═══ Given information

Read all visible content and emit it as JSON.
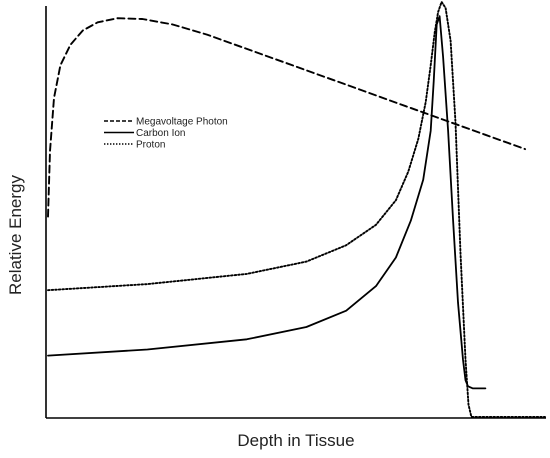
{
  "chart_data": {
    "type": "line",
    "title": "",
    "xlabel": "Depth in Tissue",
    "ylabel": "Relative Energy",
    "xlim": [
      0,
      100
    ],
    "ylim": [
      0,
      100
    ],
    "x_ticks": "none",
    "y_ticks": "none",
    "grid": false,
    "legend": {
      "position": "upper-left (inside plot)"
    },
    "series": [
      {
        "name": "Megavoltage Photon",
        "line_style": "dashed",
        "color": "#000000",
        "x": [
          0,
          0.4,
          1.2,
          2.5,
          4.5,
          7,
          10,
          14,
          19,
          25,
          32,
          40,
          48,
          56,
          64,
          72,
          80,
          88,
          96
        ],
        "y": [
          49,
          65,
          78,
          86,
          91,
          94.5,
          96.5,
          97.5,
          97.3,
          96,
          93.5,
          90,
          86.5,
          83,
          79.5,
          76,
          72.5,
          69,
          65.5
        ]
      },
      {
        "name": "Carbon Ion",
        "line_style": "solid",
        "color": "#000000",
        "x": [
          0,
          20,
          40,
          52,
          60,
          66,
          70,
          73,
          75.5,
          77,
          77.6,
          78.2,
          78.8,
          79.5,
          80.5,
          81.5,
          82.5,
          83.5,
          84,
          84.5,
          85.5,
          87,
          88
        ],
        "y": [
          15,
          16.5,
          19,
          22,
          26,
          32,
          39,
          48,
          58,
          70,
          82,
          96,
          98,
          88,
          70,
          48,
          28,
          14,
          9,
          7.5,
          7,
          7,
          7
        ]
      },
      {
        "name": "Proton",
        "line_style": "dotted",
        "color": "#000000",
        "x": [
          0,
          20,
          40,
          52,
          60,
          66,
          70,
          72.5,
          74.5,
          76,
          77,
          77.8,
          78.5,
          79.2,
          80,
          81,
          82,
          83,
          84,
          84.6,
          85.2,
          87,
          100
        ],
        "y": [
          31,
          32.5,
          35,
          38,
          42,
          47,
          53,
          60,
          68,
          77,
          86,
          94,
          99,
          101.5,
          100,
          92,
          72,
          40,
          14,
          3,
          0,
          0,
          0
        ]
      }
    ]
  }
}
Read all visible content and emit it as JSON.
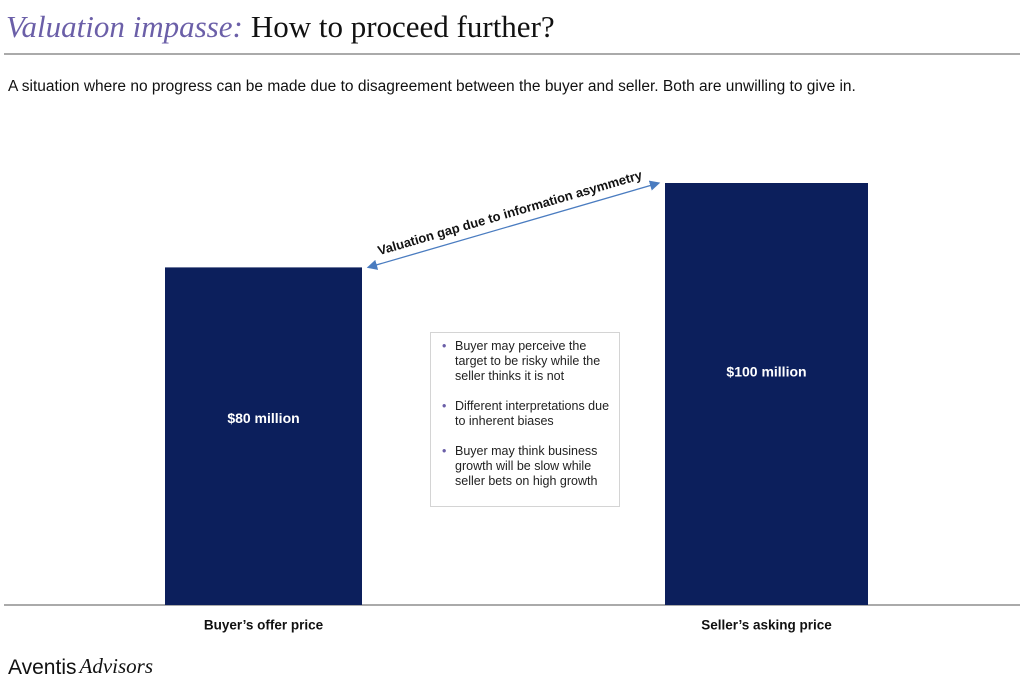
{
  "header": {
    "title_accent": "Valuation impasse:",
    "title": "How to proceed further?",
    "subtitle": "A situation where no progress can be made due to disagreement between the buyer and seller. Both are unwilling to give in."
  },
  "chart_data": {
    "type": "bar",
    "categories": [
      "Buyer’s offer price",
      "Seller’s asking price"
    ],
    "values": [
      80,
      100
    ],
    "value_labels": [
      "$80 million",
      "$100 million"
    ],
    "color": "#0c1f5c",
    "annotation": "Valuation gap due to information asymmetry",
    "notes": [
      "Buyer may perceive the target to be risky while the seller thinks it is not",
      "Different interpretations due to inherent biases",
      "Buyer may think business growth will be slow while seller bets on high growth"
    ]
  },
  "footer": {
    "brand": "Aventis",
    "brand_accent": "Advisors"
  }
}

══════

Short task | Reproduce the whole listing word for word, setting aside any pictures.

Task response |
Read all visible content and emit it as JSON.
{
  "chart_data": {
    "type": "line",
    "title": "",
    "xlabel": "Depth in Tissue",
    "ylabel": "Relative Energy",
    "xlim": [
      0,
      100
    ],
    "ylim": [
      0,
      100
    ],
    "x_ticks": "none",
    "y_ticks": "none",
    "grid": false,
    "legend": {
      "position": "upper-left (inside plot)"
    },
    "series": [
      {
        "name": "Megavoltage Photon",
        "line_style": "dashed",
        "color": "#000000",
        "x": [
          0,
          0.4,
          1.2,
          2.5,
          4.5,
          7,
          10,
          14,
          19,
          25,
          32,
          40,
          48,
          56,
          64,
          72,
          80,
          88,
          96
        ],
        "y": [
          49,
          65,
          78,
          86,
          91,
          94.5,
          96.5,
          97.5,
          97.3,
          96,
          93.5,
          90,
          86.5,
          83,
          79.5,
          76,
          72.5,
          69,
          65.5
        ]
      },
      {
        "name": "Carbon Ion",
        "line_style": "solid",
        "color": "#000000",
        "x": [
          0,
          20,
          40,
          52,
          60,
          66,
          70,
          73,
          75.5,
          77,
          77.6,
          78.2,
          78.8,
          79.5,
          80.5,
          81.5,
          82.5,
          83.5,
          84,
          84.5,
          85.5,
          87,
          88
        ],
        "y": [
          15,
          16.5,
          19,
          22,
          26,
          32,
          39,
          48,
          58,
          70,
          82,
          96,
          98,
          88,
          70,
          48,
          28,
          14,
          9,
          7.5,
          7,
          7,
          7
        ]
      },
      {
        "name": "Proton",
        "line_style": "dotted",
        "color": "#000000",
        "x": [
          0,
          20,
          40,
          52,
          60,
          66,
          70,
          72.5,
          74.5,
          76,
          77,
          77.8,
          78.5,
          79.2,
          80,
          81,
          82,
          83,
          84,
          84.6,
          85.2,
          87,
          100
        ],
        "y": [
          31,
          32.5,
          35,
          38,
          42,
          47,
          53,
          60,
          68,
          77,
          86,
          94,
          99,
          101.5,
          100,
          92,
          72,
          40,
          14,
          3,
          0,
          0,
          0
        ]
      }
    ]
  }
}
Read all visible content and emit it as JSON.
{
  "header": {
    "title_accent": "Valuation impasse:",
    "title": "How to proceed further?",
    "subtitle": "A situation where no progress can be made due to disagreement between the buyer and seller. Both are unwilling to give in."
  },
  "chart_data": {
    "type": "bar",
    "categories": [
      "Buyer’s offer price",
      "Seller’s asking price"
    ],
    "values": [
      80,
      100
    ],
    "value_labels": [
      "$80 million",
      "$100 million"
    ],
    "color": "#0c1f5c",
    "annotation": "Valuation gap due to information asymmetry",
    "notes": [
      "Buyer may perceive the target to be risky while the seller thinks it is not",
      "Different interpretations due to inherent biases",
      "Buyer may think business growth will be slow while seller bets on high growth"
    ]
  },
  "footer": {
    "brand": "Aventis",
    "brand_accent": "Advisors"
  }
}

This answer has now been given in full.